EXERCISE => Every entry must be echoed exactly.

RAW RECORDS =>
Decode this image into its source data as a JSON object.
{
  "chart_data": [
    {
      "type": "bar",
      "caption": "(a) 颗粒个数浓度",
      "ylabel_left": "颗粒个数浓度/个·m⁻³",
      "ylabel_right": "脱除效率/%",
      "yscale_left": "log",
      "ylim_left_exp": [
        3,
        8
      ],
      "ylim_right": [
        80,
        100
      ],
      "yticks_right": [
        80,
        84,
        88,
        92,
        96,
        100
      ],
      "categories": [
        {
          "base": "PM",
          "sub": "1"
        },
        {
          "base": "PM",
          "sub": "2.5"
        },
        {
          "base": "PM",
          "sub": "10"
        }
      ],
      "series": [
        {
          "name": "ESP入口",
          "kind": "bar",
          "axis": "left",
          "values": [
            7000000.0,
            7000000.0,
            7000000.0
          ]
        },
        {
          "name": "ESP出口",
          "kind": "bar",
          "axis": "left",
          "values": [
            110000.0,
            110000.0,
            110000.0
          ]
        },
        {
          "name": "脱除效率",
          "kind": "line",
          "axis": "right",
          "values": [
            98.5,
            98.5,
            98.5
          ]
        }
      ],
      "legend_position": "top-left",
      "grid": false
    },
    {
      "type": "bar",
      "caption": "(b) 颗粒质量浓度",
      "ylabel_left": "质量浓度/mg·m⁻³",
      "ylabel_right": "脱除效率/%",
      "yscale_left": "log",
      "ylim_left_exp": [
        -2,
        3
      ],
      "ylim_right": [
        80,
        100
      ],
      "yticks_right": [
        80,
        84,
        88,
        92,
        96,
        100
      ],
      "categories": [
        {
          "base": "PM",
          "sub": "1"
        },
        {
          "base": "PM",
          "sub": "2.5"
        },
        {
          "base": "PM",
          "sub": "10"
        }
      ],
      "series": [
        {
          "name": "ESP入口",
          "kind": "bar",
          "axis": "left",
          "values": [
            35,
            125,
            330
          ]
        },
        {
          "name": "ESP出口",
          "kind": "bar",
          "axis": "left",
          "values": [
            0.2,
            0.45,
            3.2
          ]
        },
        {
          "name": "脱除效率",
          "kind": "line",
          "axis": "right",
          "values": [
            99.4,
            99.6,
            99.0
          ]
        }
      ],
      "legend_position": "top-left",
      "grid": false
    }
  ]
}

WRITTEN ANSWER =>
Decode this image into its source data as a JSON object.
{
  "chart_data": [
    {
      "type": "bar",
      "caption": "(a) 颗粒个数浓度",
      "ylabel_left": "颗粒个数浓度/个·m⁻³",
      "ylabel_right": "脱除效率/%",
      "yscale_left": "log",
      "ylim_left_exp": [
        3,
        8
      ],
      "ylim_right": [
        80,
        100
      ],
      "yticks_right": [
        80,
        84,
        88,
        92,
        96,
        100
      ],
      "categories": [
        {
          "base": "PM",
          "sub": "1"
        },
        {
          "base": "PM",
          "sub": "2.5"
        },
        {
          "base": "PM",
          "sub": "10"
        }
      ],
      "series": [
        {
          "name": "ESP入口",
          "kind": "bar",
          "axis": "left",
          "values": [
            7000000.0,
            7000000.0,
            7000000.0
          ]
        },
        {
          "name": "ESP出口",
          "kind": "bar",
          "axis": "left",
          "values": [
            110000.0,
            110000.0,
            110000.0
          ]
        },
        {
          "name": "脱除效率",
          "kind": "line",
          "axis": "right",
          "values": [
            98.5,
            98.5,
            98.5
          ]
        }
      ],
      "legend_position": "top-left",
      "grid": false
    },
    {
      "type": "bar",
      "caption": "(b) 颗粒质量浓度",
      "ylabel_left": "质量浓度/mg·m⁻³",
      "ylabel_right": "脱除效率/%",
      "yscale_left": "log",
      "ylim_left_exp": [
        -2,
        3
      ],
      "ylim_right": [
        80,
        100
      ],
      "yticks_right": [
        80,
        84,
        88,
        92,
        96,
        100
      ],
      "categories": [
        {
          "base": "PM",
          "sub": "1"
        },
        {
          "base": "PM",
          "sub": "2.5"
        },
        {
          "base": "PM",
          "sub": "10"
        }
      ],
      "series": [
        {
          "name": "ESP入口",
          "kind": "bar",
          "axis": "left",
          "values": [
            35,
            125,
            330
          ]
        },
        {
          "name": "ESP出口",
          "kind": "bar",
          "axis": "left",
          "values": [
            0.2,
            0.45,
            3.2
          ]
        },
        {
          "name": "脱除效率",
          "kind": "line",
          "axis": "right",
          "values": [
            99.4,
            99.6,
            99.0
          ]
        }
      ],
      "legend_position": "top-left",
      "grid": false
    }
  ]
}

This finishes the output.